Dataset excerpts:
»»
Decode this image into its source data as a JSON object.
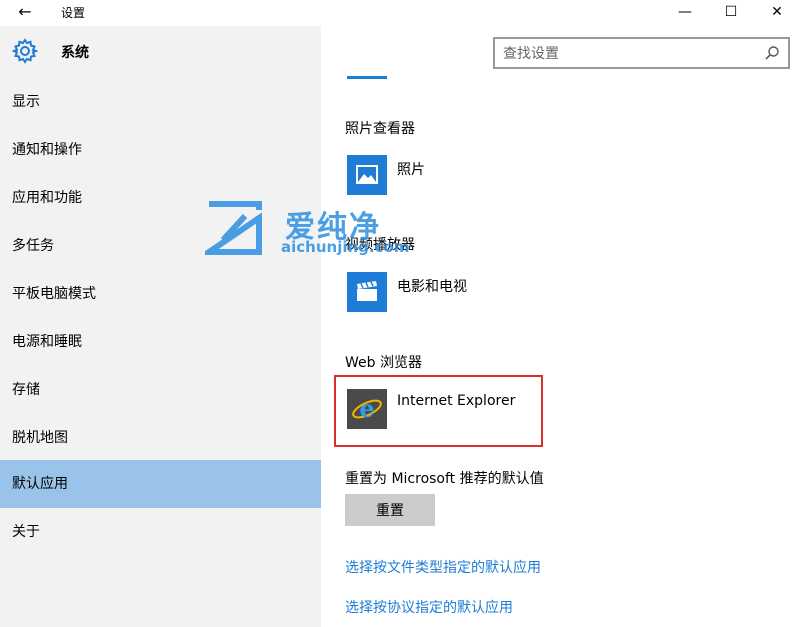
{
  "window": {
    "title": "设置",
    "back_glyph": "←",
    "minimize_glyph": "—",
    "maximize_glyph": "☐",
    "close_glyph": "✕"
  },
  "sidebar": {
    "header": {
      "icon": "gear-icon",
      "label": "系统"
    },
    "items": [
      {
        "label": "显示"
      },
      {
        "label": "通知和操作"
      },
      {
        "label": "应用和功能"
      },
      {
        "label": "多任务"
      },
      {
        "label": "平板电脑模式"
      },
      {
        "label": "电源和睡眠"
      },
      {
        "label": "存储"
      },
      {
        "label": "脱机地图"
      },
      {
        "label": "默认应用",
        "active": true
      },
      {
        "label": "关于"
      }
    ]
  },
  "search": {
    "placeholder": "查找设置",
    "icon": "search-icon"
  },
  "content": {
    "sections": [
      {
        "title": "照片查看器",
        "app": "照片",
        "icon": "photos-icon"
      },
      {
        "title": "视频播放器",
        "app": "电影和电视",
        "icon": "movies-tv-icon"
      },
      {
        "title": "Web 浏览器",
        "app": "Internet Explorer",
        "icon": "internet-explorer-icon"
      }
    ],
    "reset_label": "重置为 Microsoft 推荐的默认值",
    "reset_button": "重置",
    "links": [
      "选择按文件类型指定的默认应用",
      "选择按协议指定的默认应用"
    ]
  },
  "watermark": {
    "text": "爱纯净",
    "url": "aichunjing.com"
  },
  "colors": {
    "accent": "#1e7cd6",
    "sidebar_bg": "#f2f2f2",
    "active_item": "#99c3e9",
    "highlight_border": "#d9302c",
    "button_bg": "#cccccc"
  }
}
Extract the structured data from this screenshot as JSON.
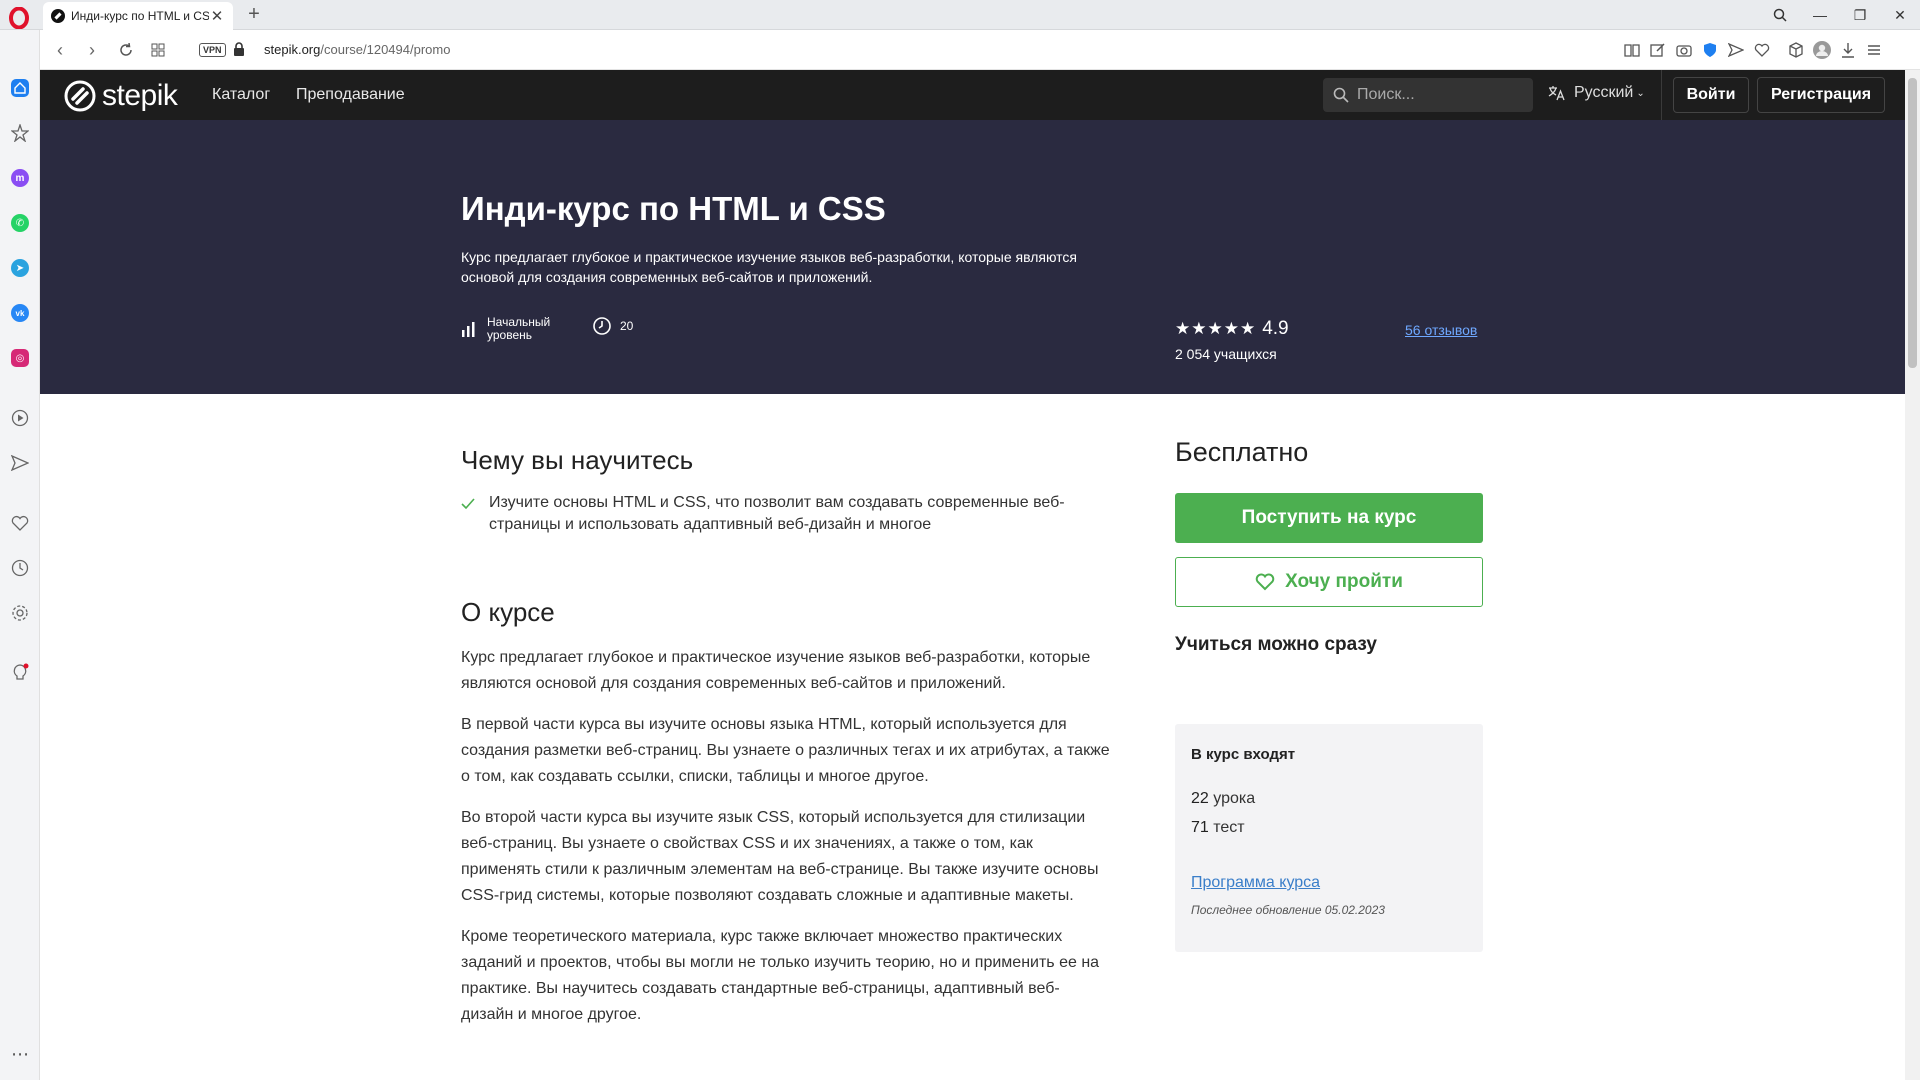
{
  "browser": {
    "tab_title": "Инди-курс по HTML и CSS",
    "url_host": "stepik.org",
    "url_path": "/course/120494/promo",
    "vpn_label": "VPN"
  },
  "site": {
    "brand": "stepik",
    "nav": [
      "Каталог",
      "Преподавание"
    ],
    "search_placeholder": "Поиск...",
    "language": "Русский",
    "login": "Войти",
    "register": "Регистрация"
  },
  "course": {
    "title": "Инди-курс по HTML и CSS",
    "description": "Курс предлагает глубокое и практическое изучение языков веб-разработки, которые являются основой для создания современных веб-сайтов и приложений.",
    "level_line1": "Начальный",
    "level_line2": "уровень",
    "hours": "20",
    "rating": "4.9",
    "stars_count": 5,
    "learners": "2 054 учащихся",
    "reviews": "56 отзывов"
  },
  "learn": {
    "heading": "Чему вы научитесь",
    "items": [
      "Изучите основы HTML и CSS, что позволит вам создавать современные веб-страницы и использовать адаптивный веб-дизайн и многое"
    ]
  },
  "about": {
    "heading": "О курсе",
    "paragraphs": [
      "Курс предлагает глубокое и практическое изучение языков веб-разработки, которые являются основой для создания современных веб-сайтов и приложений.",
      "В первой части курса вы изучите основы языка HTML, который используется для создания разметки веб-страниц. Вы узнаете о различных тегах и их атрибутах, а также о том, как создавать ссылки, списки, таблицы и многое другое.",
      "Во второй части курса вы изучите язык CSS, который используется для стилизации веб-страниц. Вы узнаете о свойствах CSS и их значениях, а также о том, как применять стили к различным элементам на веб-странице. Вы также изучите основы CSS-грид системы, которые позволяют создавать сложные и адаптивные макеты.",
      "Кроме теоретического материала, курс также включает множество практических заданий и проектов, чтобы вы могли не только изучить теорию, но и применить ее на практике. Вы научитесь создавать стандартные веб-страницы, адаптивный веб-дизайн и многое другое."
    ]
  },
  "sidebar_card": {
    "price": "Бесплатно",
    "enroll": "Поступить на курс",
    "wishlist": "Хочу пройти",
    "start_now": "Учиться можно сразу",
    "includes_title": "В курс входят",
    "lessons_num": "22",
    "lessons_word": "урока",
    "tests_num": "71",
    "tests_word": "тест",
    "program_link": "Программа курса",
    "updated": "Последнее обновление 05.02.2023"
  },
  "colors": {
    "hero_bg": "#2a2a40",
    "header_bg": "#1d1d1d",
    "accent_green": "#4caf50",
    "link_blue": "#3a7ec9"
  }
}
««
# [Prompt]
Work through the data and report how many of its lines hold the word "языков", giving only the figure.

# [Written response]
2